======== Record set

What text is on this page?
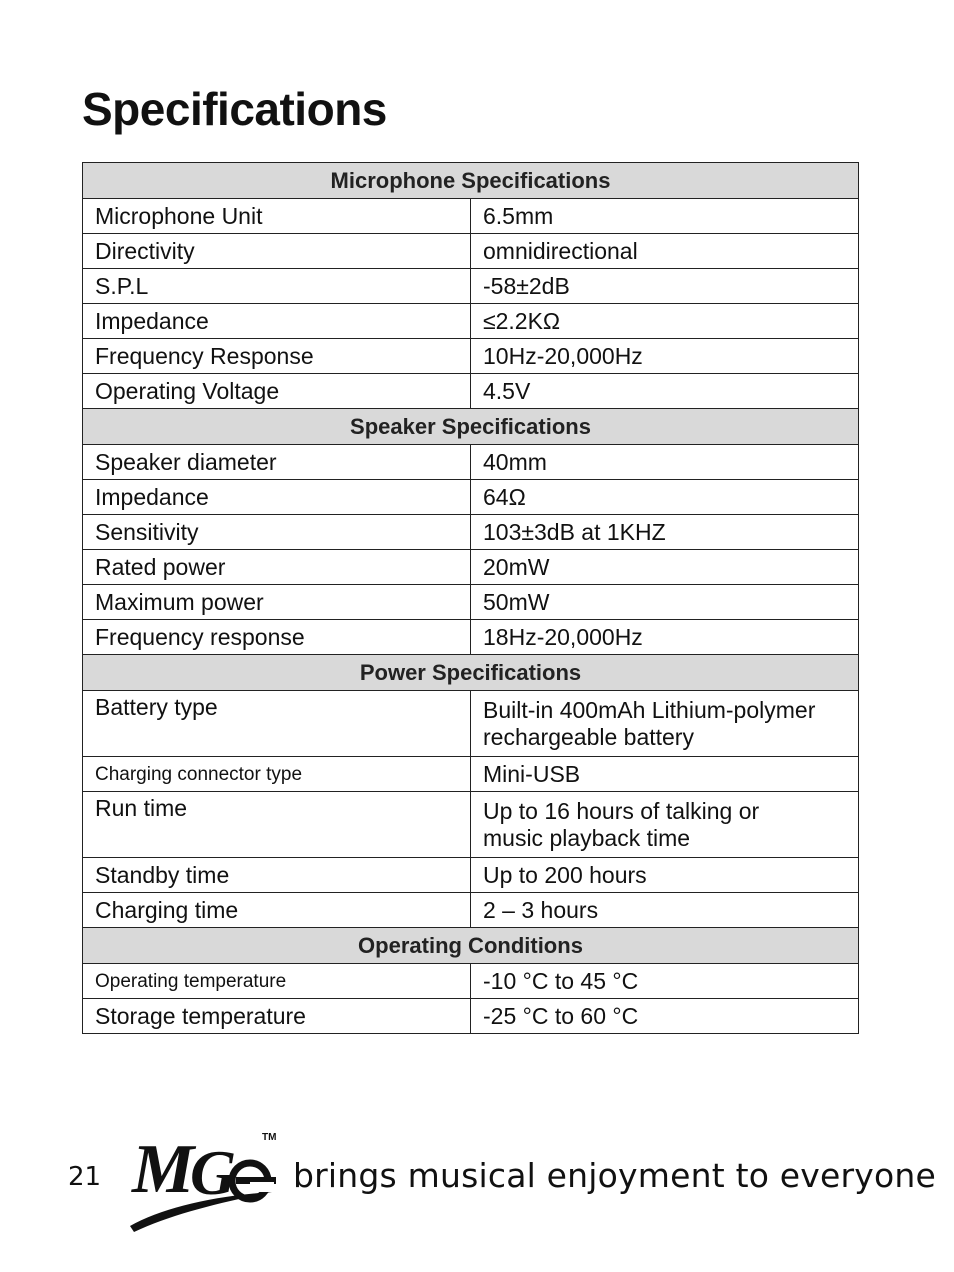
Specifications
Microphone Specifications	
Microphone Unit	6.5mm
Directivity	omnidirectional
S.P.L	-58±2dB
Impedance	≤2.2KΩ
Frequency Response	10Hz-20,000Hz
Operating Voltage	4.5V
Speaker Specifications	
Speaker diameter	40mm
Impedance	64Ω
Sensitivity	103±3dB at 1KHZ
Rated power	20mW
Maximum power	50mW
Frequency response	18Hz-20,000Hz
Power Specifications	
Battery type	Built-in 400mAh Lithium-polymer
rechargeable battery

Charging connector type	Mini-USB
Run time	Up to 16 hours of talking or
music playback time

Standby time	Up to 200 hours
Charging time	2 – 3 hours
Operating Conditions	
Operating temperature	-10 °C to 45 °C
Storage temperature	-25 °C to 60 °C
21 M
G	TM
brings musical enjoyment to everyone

================

- [Objective]:
Print out the whole of the material word for word, without pictures.

- [Output for this exercise]:
What text is on this page?
Specifications
Microphone Specifications	
Microphone Unit	6.5mm
Directivity	omnidirectional
S.P.L	-58±2dB
Impedance	≤2.2KΩ
Frequency Response	10Hz-20,000Hz
Operating Voltage	4.5V
Speaker Specifications	
Speaker diameter	40mm
Impedance	64Ω
Sensitivity	103±3dB at 1KHZ
Rated power	20mW
Maximum power	50mW
Frequency response	18Hz-20,000Hz
Power Specifications	
Battery type	Built-in 400mAh Lithium-polymer
rechargeable battery

Charging connector type	Mini-USB
Run time	Up to 16 hours of talking or
music playback time

Standby time	Up to 200 hours
Charging time	2 – 3 hours
Operating Conditions	
Operating temperature	-10 °C to 45 °C
Storage temperature	-25 °C to 60 °C
21 M
G	TM
brings musical enjoyment to everyone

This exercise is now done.